» WHAT NEEDS TO BE DONE
Search the listing below for the string "zoom" and copy every line where it occurs.

» DATA EXTRACT

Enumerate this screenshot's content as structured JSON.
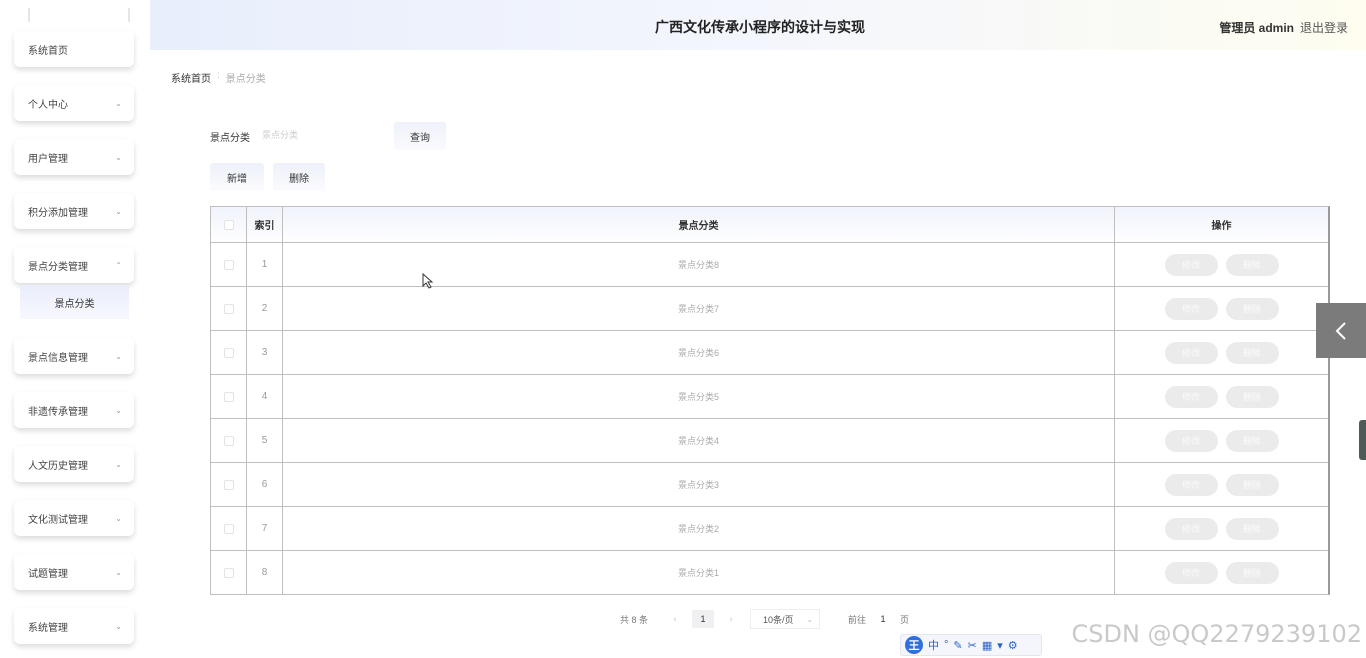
{
  "header": {
    "title": "广西文化传承小程序的设计与实现",
    "user": "管理员 admin",
    "logout": "退出登录"
  },
  "sidebar": {
    "items": [
      {
        "label": "系统首页"
      },
      {
        "label": "个人中心"
      },
      {
        "label": "用户管理"
      },
      {
        "label": "积分添加管理"
      },
      {
        "label": "景点分类管理"
      },
      {
        "label": "景点信息管理"
      },
      {
        "label": "非遗传承管理"
      },
      {
        "label": "人文历史管理"
      },
      {
        "label": "文化测试管理"
      },
      {
        "label": "试题管理"
      },
      {
        "label": "系统管理"
      }
    ],
    "submenu": {
      "label": "景点分类"
    }
  },
  "breadcrumb": {
    "home": "系统首页",
    "current": "景点分类"
  },
  "search": {
    "label": "景点分类",
    "placeholder": "景点分类",
    "query_button": "查询"
  },
  "actions": {
    "add": "新增",
    "delete": "删除"
  },
  "table": {
    "headers": {
      "index": "索引",
      "name": "景点分类",
      "ops": "操作"
    },
    "rows": [
      {
        "index": "1",
        "name": "景点分类8"
      },
      {
        "index": "2",
        "name": "景点分类7"
      },
      {
        "index": "3",
        "name": "景点分类6"
      },
      {
        "index": "4",
        "name": "景点分类5"
      },
      {
        "index": "5",
        "name": "景点分类4"
      },
      {
        "index": "6",
        "name": "景点分类3"
      },
      {
        "index": "7",
        "name": "景点分类2"
      },
      {
        "index": "8",
        "name": "景点分类1"
      }
    ],
    "edit_label": "修改",
    "delete_label": "删除"
  },
  "pagination": {
    "total": "共 8 条",
    "current_page": "1",
    "page_size": "10条/页",
    "goto_prefix": "前往",
    "goto_value": "1",
    "goto_suffix": "页"
  },
  "watermark": "CSDN @QQ2279239102",
  "ime": {
    "logo": "王",
    "mode": "中"
  }
}
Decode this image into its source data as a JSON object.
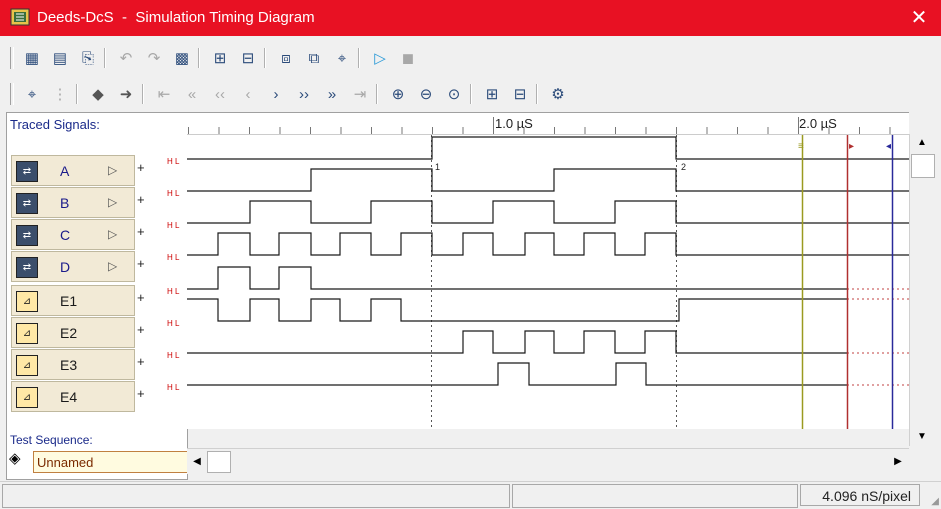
{
  "window": {
    "app_name": "Deeds-DcS",
    "separator": "-",
    "title": "Simulation Timing Diagram",
    "title_full": "Deeds-DcS  -  Simulation Timing Diagram"
  },
  "panel": {
    "traced_label": "Traced Signals:",
    "test_sequence_label": "Test Sequence:",
    "test_sequence_value": "Unnamed"
  },
  "ruler": {
    "marks": [
      "1.0 µS",
      "2.0 µS"
    ]
  },
  "markers": [
    "1",
    "2"
  ],
  "signals": [
    {
      "name": "A",
      "kind": "input",
      "level_labels": "H L"
    },
    {
      "name": "B",
      "kind": "input",
      "level_labels": "H L"
    },
    {
      "name": "C",
      "kind": "input",
      "level_labels": "H L"
    },
    {
      "name": "D",
      "kind": "input",
      "level_labels": "H L"
    },
    {
      "name": "E1",
      "kind": "output",
      "level_labels": "H L"
    },
    {
      "name": "E2",
      "kind": "output",
      "level_labels": "H L"
    },
    {
      "name": "E3",
      "kind": "output",
      "level_labels": "H L"
    },
    {
      "name": "E4",
      "kind": "output",
      "level_labels": "H L"
    }
  ],
  "statusbar": {
    "scale": "4.096 nS/pixel"
  },
  "colors": {
    "titlebar": "#e81123",
    "trace": "#1a1a1a",
    "cursor_olive": "#9a9a20",
    "cursor_red": "#b03030",
    "cursor_blue": "#2a2a9a"
  },
  "icons": {
    "toolbar1": [
      "print-icon",
      "page-setup-icon",
      "export-icon",
      "undo-icon",
      "redo-icon",
      "clipboard-icon",
      "trace-add-icon",
      "trace-remove-icon",
      "signal-group-icon",
      "signal-ungroup-icon",
      "probe-icon",
      "run-icon",
      "stop-icon"
    ],
    "toolbar2": [
      "cursor-icon",
      "cursor-disabled-icon",
      "left-icon",
      "right-icon",
      "first-icon",
      "prev-fast-icon",
      "prev-icon",
      "prev-step-icon",
      "next-step-icon",
      "next-icon",
      "next-fast-icon",
      "last-icon",
      "zoom-in-icon",
      "zoom-out-icon",
      "zoom-fit-icon",
      "insert-icon",
      "delete-icon",
      "settings-icon"
    ]
  }
}
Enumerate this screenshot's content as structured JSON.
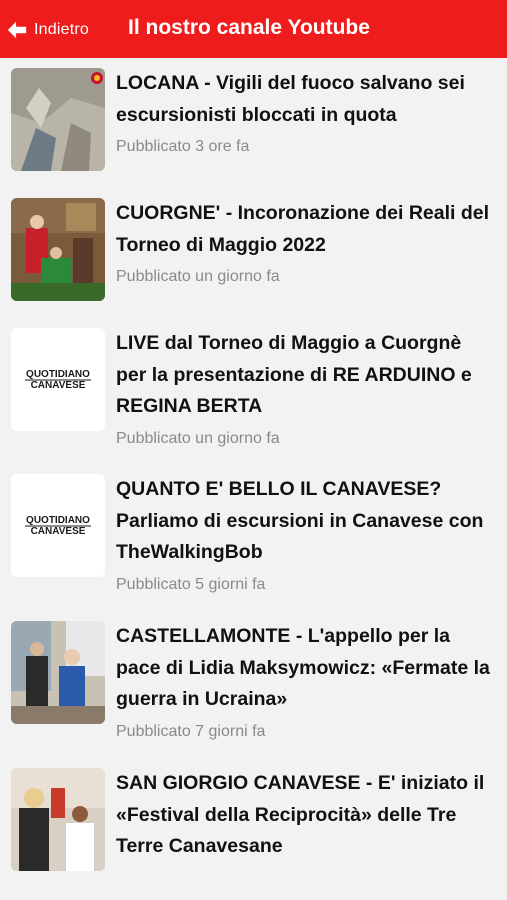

» RESULT OF THIS TASK
      "zoom-in-icon",
      "zoom-out-icon",
      "zoom-fit-icon",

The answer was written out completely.